TASK DIRECTIONS
Where a line of the listing below includes the word "saks", reproduce that line.

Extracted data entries
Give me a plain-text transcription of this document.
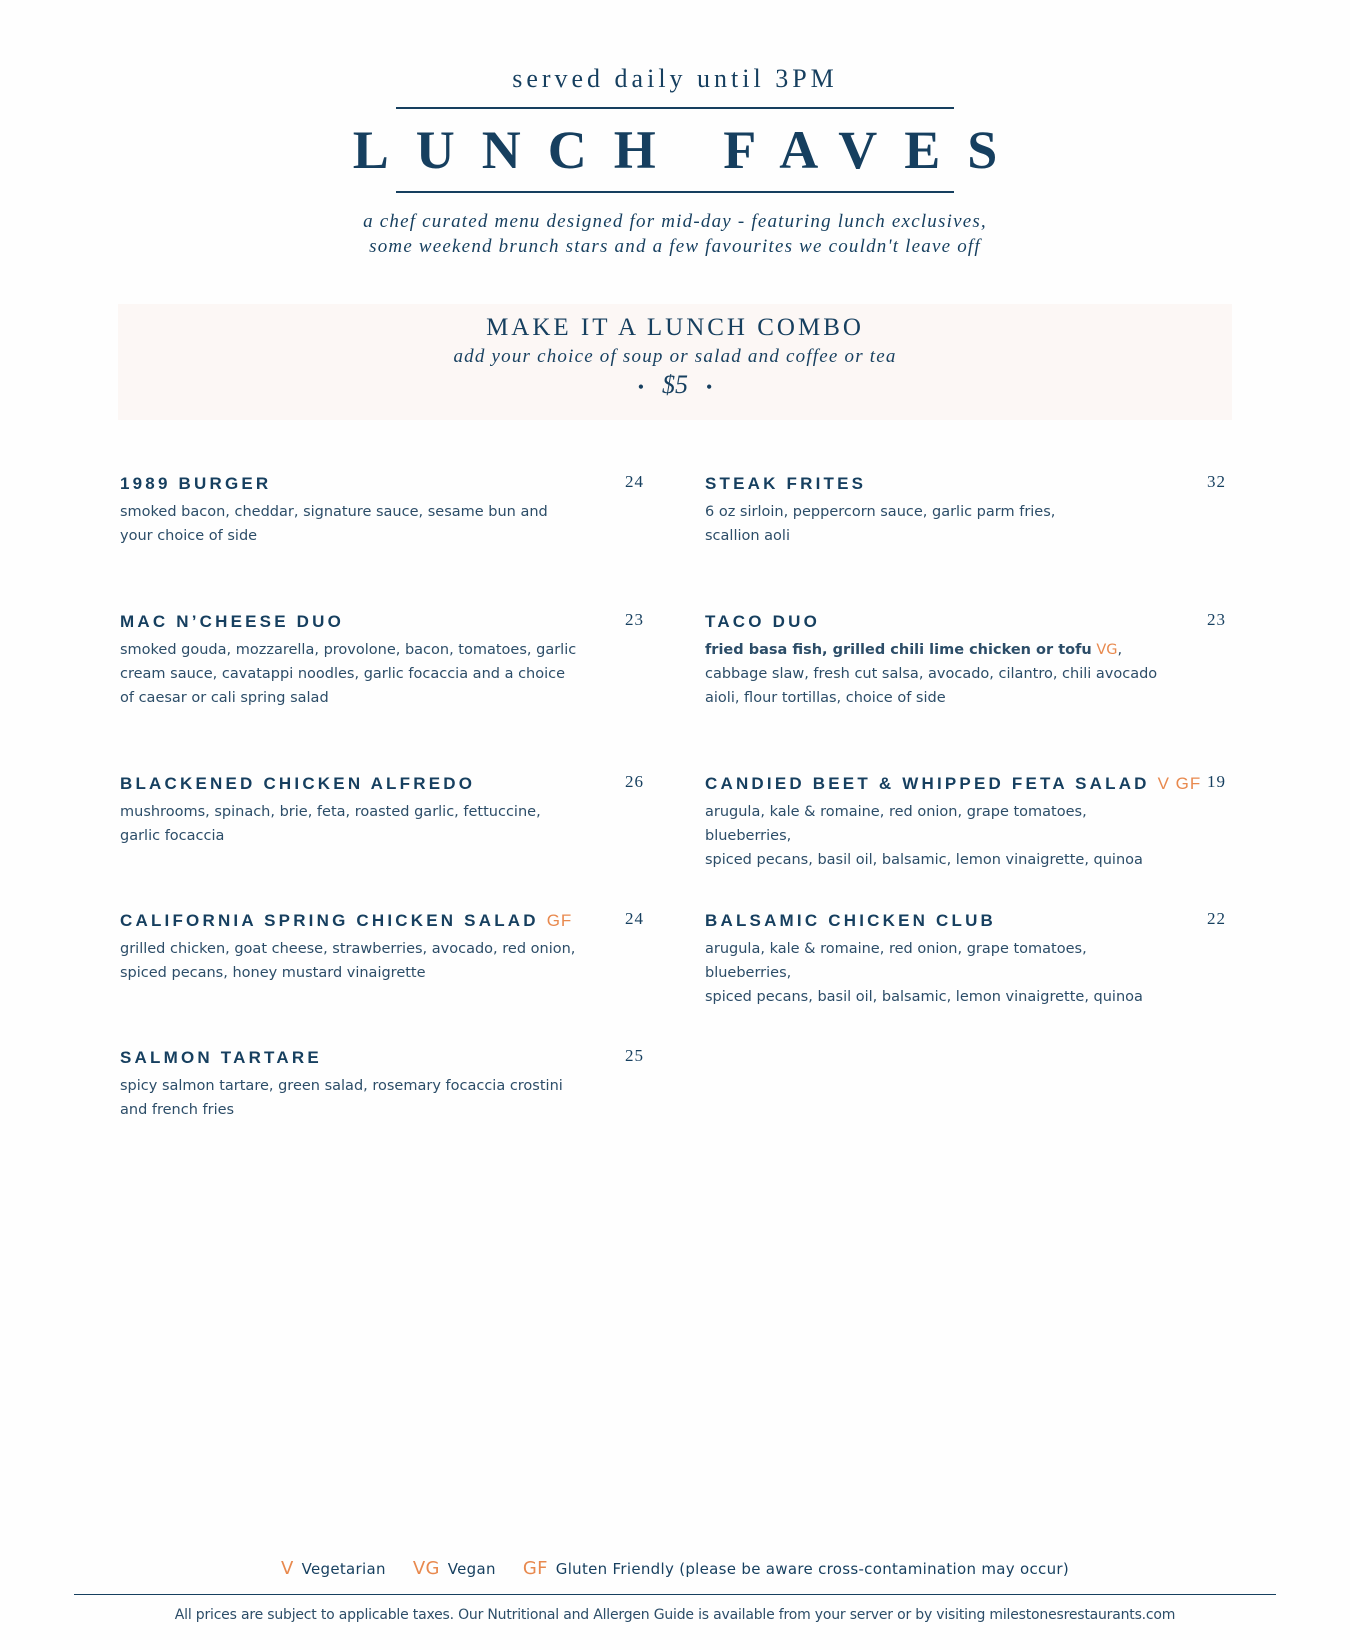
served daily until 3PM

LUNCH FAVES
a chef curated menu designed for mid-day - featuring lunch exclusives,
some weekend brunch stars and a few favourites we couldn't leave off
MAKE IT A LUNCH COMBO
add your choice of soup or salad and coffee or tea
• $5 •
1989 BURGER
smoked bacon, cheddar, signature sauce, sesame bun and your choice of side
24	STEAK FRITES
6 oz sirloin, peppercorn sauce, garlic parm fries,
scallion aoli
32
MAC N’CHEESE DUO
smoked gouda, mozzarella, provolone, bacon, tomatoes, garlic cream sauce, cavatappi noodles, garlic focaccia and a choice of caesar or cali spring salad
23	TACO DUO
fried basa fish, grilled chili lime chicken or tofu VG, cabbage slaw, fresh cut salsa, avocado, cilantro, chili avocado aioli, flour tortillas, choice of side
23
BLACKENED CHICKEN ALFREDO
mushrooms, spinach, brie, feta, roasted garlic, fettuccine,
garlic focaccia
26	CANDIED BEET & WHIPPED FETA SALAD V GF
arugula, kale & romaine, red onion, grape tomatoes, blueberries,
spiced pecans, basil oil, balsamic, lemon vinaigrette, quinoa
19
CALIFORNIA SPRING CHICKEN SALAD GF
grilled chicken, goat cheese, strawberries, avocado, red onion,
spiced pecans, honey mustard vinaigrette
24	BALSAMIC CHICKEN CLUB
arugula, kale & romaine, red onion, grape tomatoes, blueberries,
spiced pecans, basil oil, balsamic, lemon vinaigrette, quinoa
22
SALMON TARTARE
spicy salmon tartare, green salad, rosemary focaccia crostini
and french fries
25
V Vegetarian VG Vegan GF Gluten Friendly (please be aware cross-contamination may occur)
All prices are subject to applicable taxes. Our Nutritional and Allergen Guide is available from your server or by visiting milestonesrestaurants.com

---

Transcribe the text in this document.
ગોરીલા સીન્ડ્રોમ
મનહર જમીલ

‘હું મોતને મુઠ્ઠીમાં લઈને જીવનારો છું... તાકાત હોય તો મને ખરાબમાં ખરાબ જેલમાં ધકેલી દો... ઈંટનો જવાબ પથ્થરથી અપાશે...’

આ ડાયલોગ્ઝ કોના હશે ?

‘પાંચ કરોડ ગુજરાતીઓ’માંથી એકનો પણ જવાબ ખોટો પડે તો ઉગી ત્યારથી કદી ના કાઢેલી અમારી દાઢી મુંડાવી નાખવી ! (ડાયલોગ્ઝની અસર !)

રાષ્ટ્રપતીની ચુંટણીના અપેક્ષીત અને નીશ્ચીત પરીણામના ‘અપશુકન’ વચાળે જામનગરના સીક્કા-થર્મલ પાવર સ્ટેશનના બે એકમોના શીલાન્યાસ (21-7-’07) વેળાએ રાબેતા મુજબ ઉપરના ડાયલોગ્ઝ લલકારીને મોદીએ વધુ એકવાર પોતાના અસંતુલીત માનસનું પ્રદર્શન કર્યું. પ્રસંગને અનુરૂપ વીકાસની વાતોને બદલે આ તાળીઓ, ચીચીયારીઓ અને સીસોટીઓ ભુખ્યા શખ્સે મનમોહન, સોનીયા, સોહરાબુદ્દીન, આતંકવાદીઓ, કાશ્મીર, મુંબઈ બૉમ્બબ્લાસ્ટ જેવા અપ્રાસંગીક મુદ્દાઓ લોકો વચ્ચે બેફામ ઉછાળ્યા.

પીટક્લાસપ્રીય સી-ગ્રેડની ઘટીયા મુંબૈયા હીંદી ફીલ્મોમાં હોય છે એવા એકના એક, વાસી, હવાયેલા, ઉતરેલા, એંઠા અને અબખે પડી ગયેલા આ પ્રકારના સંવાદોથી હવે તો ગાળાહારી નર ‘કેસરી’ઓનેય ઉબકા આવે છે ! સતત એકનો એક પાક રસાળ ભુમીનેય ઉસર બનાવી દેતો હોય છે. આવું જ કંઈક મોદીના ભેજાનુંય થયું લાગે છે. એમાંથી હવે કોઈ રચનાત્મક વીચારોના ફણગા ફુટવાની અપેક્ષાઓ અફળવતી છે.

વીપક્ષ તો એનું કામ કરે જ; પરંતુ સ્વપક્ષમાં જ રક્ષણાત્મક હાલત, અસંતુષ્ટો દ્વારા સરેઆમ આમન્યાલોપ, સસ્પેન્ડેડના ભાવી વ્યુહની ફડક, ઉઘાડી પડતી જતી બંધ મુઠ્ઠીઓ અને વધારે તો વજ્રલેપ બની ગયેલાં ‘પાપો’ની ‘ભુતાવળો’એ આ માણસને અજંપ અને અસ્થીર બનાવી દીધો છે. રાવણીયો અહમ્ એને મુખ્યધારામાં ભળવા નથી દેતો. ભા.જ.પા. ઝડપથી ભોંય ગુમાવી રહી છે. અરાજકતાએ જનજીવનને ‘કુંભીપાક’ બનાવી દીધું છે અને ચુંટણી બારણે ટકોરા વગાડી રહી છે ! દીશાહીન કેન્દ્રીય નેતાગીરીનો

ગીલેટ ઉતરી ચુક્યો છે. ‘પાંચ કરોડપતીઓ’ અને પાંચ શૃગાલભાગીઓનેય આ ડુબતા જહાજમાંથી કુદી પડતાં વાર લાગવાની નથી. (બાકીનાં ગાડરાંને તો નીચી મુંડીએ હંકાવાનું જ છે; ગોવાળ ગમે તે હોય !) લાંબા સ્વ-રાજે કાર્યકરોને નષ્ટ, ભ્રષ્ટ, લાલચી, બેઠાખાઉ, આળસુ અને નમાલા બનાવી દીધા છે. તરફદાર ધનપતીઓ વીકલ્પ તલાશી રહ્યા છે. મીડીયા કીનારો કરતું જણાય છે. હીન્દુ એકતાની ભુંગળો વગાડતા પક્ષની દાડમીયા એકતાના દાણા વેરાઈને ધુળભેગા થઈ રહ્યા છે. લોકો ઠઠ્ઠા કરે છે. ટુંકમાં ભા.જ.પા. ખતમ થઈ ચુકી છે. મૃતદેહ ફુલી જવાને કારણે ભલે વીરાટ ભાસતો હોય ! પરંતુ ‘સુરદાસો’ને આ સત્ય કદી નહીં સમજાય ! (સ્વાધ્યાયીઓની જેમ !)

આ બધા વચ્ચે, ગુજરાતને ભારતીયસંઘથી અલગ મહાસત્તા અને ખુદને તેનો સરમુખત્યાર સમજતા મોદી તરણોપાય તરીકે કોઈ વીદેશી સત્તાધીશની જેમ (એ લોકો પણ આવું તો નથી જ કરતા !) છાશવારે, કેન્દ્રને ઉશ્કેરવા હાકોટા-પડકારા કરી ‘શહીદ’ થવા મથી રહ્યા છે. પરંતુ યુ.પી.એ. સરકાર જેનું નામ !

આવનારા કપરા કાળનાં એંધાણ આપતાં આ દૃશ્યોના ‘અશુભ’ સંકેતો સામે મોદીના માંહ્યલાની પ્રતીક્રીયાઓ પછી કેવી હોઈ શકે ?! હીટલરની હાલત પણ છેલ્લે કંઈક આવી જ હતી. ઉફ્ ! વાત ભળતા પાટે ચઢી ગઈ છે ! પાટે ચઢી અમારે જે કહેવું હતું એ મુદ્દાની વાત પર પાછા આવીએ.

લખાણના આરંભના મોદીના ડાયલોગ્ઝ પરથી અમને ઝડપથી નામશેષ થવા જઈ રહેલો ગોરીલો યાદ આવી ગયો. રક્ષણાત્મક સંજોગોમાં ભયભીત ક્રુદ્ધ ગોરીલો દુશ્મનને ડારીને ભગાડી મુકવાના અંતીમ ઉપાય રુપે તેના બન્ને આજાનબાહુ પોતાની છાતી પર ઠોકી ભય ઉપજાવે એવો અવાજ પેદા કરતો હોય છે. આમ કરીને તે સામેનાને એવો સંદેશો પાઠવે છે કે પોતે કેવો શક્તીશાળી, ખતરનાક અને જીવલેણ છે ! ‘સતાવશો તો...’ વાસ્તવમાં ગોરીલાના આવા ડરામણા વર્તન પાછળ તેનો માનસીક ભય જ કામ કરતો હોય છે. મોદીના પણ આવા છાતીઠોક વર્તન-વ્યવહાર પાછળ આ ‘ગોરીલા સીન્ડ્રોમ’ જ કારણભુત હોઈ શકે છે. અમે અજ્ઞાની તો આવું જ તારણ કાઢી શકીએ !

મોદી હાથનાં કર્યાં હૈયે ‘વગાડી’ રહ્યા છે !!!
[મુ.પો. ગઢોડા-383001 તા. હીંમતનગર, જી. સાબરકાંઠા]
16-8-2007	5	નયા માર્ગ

...

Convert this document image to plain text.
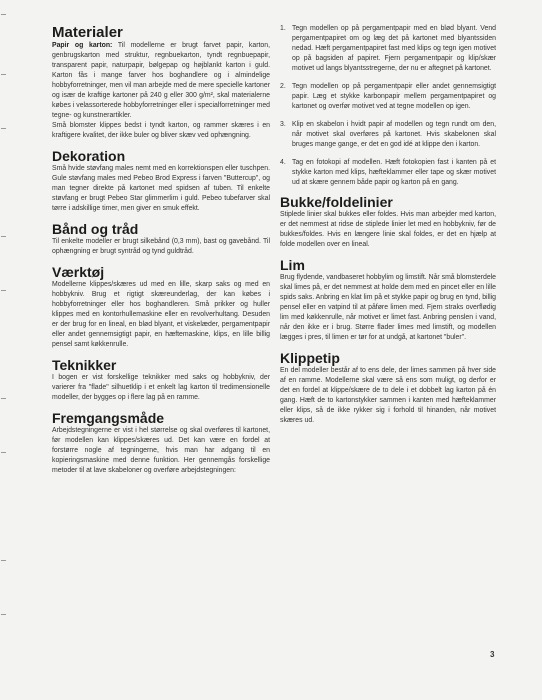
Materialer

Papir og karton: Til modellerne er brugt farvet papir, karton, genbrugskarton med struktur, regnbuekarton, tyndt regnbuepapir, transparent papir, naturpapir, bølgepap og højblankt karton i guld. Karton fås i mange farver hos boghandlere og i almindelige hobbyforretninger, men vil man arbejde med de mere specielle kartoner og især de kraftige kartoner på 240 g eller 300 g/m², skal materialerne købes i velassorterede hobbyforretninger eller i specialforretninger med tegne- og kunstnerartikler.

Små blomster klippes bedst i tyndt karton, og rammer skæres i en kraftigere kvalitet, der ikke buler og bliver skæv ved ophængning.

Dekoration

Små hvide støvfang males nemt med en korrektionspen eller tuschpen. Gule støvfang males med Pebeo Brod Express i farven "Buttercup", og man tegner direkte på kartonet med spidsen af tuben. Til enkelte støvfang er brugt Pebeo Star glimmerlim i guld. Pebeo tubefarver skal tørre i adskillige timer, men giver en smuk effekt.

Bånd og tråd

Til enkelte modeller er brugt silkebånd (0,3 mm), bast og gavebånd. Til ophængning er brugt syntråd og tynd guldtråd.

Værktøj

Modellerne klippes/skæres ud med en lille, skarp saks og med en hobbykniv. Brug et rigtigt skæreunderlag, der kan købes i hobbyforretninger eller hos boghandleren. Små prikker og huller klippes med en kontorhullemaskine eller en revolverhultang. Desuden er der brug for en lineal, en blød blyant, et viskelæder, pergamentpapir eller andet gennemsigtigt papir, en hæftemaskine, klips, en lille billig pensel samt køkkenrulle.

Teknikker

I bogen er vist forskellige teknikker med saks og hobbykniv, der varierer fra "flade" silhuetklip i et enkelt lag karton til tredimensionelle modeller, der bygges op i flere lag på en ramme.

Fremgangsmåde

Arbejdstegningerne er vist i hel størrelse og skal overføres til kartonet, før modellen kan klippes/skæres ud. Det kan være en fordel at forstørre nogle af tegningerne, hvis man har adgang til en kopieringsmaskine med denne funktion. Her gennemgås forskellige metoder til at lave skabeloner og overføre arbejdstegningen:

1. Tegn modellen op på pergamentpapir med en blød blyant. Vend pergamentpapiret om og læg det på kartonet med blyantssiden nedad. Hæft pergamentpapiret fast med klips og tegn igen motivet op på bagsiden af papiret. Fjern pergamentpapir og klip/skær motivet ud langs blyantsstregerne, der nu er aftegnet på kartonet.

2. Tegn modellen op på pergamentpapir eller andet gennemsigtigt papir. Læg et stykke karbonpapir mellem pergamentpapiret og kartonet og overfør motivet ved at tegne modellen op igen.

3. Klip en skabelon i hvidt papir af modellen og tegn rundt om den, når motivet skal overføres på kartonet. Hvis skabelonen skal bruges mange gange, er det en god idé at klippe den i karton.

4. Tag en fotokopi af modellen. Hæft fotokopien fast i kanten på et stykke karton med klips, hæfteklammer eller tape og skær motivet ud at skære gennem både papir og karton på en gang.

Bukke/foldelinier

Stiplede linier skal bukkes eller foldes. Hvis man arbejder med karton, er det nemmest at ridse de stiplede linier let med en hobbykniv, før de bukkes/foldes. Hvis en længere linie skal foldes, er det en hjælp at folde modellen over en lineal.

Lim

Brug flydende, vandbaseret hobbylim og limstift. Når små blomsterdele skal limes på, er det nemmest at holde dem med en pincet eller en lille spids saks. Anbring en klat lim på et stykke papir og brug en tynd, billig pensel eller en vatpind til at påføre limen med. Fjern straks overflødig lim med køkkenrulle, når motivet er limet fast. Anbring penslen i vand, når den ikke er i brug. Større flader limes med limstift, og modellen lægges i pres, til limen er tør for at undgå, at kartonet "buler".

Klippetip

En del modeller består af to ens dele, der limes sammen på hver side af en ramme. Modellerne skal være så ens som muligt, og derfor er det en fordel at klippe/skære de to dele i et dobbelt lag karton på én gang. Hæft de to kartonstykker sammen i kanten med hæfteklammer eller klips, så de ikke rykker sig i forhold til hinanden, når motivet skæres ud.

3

FINISHED EXERCISE
Modellerne klippes/skæres ud med en lille, skarp saks og med en hobbykniv. Brug et rigtigt skæreunderlag, der kan købes i hobbyforretninger eller hos boghandleren. Små prikker og huller klippes med en kontorhullemaskine eller en revolverhultang. Desuden er der brug for en lineal, en blød blyant, et viskelæder, pergamentpapir eller andet gennemsigtigt papir, en hæftemaskine, klips, en lille billig pensel samt køkkenrulle.
I bogen er vist forskellige teknikker med saks og hobbykniv, der varierer fra "flade" silhuetklip i et enkelt lag karton til tredimensionelle modeller, der bygges op i flere lag på en ramme.
Brug flydende, vandbaseret hobbylim og limstift. Når små blomsterdele skal limes på, er det nemmest at holde dem med en pincet eller en lille spids saks. Anbring en klat lim på et stykke papir og brug en tynd, billig pensel eller en vatpind til at påføre limen med. Fjern straks overflødig lim med køkkenrulle, når motivet er limet fast. Anbring penslen i vand, når den ikke er i brug. Større flader limes med limstift, og modellen lægges i pres, til limen er tør for at undgå, at kartonet "buler".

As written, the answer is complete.